- _SHORT EXERCISE_
Search the listing for "精密水准仪" and copy every line where it appears.

- _ITEMS_
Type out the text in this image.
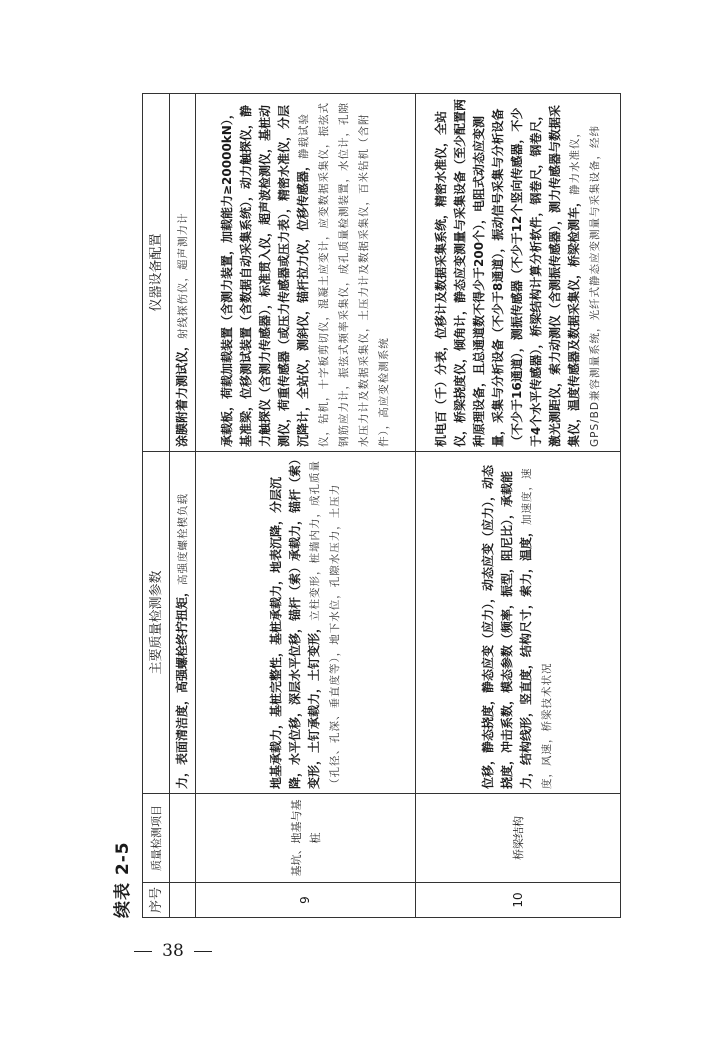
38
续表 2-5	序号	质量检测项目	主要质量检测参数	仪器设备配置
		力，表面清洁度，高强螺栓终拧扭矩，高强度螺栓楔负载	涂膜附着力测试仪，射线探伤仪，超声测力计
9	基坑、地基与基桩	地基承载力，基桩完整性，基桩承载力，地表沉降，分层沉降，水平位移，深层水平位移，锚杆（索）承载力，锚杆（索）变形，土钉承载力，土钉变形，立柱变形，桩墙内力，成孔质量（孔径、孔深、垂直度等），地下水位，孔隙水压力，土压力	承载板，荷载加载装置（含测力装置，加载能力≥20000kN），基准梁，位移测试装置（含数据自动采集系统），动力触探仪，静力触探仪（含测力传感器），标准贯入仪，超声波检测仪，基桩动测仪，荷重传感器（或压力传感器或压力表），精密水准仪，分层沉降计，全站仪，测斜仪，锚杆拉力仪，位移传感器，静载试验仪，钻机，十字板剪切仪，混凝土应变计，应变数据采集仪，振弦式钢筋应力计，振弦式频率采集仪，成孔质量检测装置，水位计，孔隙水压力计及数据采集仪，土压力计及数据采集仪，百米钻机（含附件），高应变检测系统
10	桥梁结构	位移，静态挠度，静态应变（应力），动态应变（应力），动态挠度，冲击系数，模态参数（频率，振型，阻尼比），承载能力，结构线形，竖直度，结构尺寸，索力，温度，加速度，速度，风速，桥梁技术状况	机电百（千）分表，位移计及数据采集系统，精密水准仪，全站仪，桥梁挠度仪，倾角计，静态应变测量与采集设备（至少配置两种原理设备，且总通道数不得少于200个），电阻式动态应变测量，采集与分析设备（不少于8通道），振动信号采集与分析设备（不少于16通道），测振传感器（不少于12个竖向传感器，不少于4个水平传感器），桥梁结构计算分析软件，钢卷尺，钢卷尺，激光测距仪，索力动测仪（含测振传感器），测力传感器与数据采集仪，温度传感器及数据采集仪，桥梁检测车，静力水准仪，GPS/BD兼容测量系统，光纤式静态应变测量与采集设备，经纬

--

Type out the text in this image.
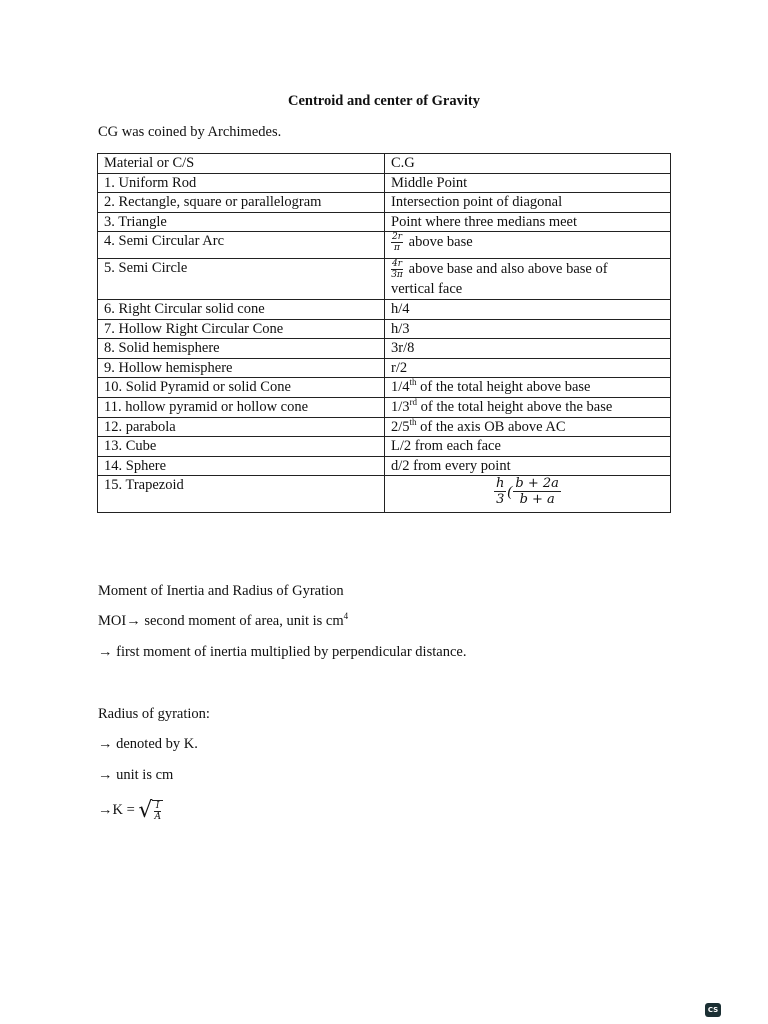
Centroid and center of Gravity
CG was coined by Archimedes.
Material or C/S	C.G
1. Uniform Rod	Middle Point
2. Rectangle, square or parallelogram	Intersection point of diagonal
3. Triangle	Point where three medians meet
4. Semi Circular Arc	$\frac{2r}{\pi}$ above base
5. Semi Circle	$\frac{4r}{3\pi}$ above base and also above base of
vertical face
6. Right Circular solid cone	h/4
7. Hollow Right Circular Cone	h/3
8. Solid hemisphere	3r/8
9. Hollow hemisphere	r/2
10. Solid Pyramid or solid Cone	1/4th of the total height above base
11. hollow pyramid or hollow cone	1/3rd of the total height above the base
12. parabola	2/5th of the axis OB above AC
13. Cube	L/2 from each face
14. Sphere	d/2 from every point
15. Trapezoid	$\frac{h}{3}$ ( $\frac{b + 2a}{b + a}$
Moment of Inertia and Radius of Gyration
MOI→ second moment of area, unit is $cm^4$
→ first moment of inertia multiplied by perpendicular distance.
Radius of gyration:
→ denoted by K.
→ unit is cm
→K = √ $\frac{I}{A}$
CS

- _REPLY_
9	基坑、地基与基桩	地基承载力，基桩完整性，基桩承载力，地表沉降，分层沉降，水平位移，深层水平位移，锚杆（索）承载力，锚杆（索）变形，土钉承载力，土钉变形，立柱变形，桩墙内力，成孔质量（孔径、孔深、垂直度等），地下水位，孔隙水压力，土压力	承载板，荷载加载装置（含测力装置，加载能力≥20000kN），基准梁，位移测试装置（含数据自动采集系统），动力触探仪，静力触探仪（含测力传感器），标准贯入仪，超声波检测仪，基桩动测仪，荷重传感器（或压力传感器或压力表），精密水准仪，分层沉降计，全站仪，测斜仪，锚杆拉力仪，位移传感器，静载试验仪，钻机，十字板剪切仪，混凝土应变计，应变数据采集仪，振弦式钢筋应力计，振弦式频率采集仪，成孔质量检测装置，水位计，孔隙水压力计及数据采集仪，土压力计及数据采集仪，百米钻机（含附件），高应变检测系统
10	桥梁结构	位移，静态挠度，静态应变（应力），动态应变（应力），动态挠度，冲击系数，模态参数（频率，振型，阻尼比），承载能力，结构线形，竖直度，结构尺寸，索力，温度，加速度，速度，风速，桥梁技术状况	机电百（千）分表，位移计及数据采集系统，精密水准仪，全站仪，桥梁挠度仪，倾角计，静态应变测量与采集设备（至少配置两种原理设备，且总通道数不得少于200个），电阻式动态应变测量，采集与分析设备（不少于8通道），振动信号采集与分析设备（不少于16通道），测振传感器（不少于12个竖向传感器，不少于4个水平传感器），桥梁结构计算分析软件，钢卷尺，钢卷尺，激光测距仪，索力动测仪（含测振传感器），测力传感器与数据采集仪，温度传感器及数据采集仪，桥梁检测车，静力水准仪，GPS/BD兼容测量系统，光纤式静态应变测量与采集设备，经纬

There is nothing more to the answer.